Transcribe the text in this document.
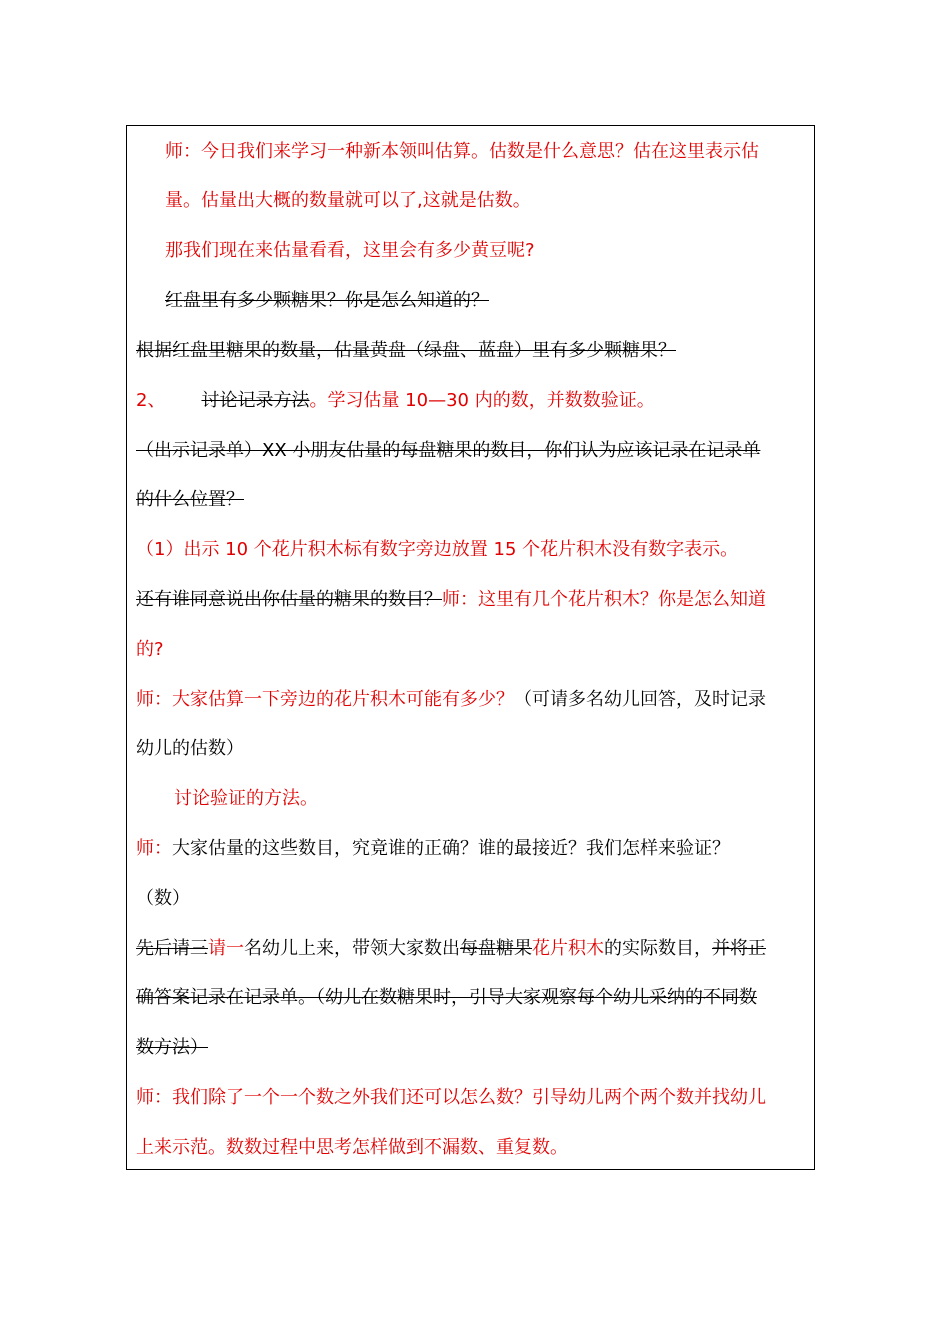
师：今日我们来学习一种新本领叫估算。估数是什么意思？估在这里表示估
量。估量出大概的数量就可以了,这就是估数。
那我们现在来估量看看，这里会有多少黄豆呢?
红盘里有多少颗糖果？你是怎么知道的？
根据红盘里糖果的数量，估量黄盘（绿盘、蓝盘）里有多少颗糖果？
2、 讨论记录方法。学习估量 10—30 内的数，并数数验证。
（出示记录单）XX 小朋友估量的每盘糖果的数目，你们认为应该记录在记录单
的什么位置？
（1）出示 10 个花片积木标有数字旁边放置 15 个花片积木没有数字表示。
还有谁同意说出你估量的糖果的数目？师：这里有几个花片积木？你是怎么知道
的?
师：大家估算一下旁边的花片积木可能有多少？（可请多名幼儿回答，及时记录
幼儿的估数）
讨论验证的方法。
师：大家估量的这些数目，究竟谁的正确？谁的最接近？我们怎样来验证？
（数）
先后请三请一名幼儿上来，带领大家数出每盘糖果花片积木的实际数目，并将正
确答案记录在记录单。（幼儿在数糖果时，引导大家观察每个幼儿采纳的不同数
数方法）
师：我们除了一个一个数之外我们还可以怎么数？引导幼儿两个两个数并找幼儿
上来示范。数数过程中思考怎样做到不漏数、重复数。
____________________
Leave images out of the retyped records; keep all else exact.

### THE RESULT:
Transcribe the text in this document.
师：今日我们来学习一种新本领叫估算。估数是什么意思？估在这里表示估
量。估量出大概的数量就可以了,这就是估数。
那我们现在来估量看看，这里会有多少黄豆呢?
红盘里有多少颗糖果？你是怎么知道的？
根据红盘里糖果的数量，估量黄盘（绿盘、蓝盘）里有多少颗糖果？
2、 讨论记录方法。学习估量 10—30 内的数，并数数验证。
（出示记录单）XX 小朋友估量的每盘糖果的数目，你们认为应该记录在记录单
的什么位置？
（1）出示 10 个花片积木标有数字旁边放置 15 个花片积木没有数字表示。
还有谁同意说出你估量的糖果的数目？师：这里有几个花片积木？你是怎么知道
的?
师：大家估算一下旁边的花片积木可能有多少？（可请多名幼儿回答，及时记录
幼儿的估数）
讨论验证的方法。
师：大家估量的这些数目，究竟谁的正确？谁的最接近？我们怎样来验证？
（数）
先后请三请一名幼儿上来，带领大家数出每盘糖果花片积木的实际数目，并将正
确答案记录在记录单。（幼儿在数糖果时，引导大家观察每个幼儿采纳的不同数
数方法）
师：我们除了一个一个数之外我们还可以怎么数？引导幼儿两个两个数并找幼儿
上来示范。数数过程中思考怎样做到不漏数、重复数。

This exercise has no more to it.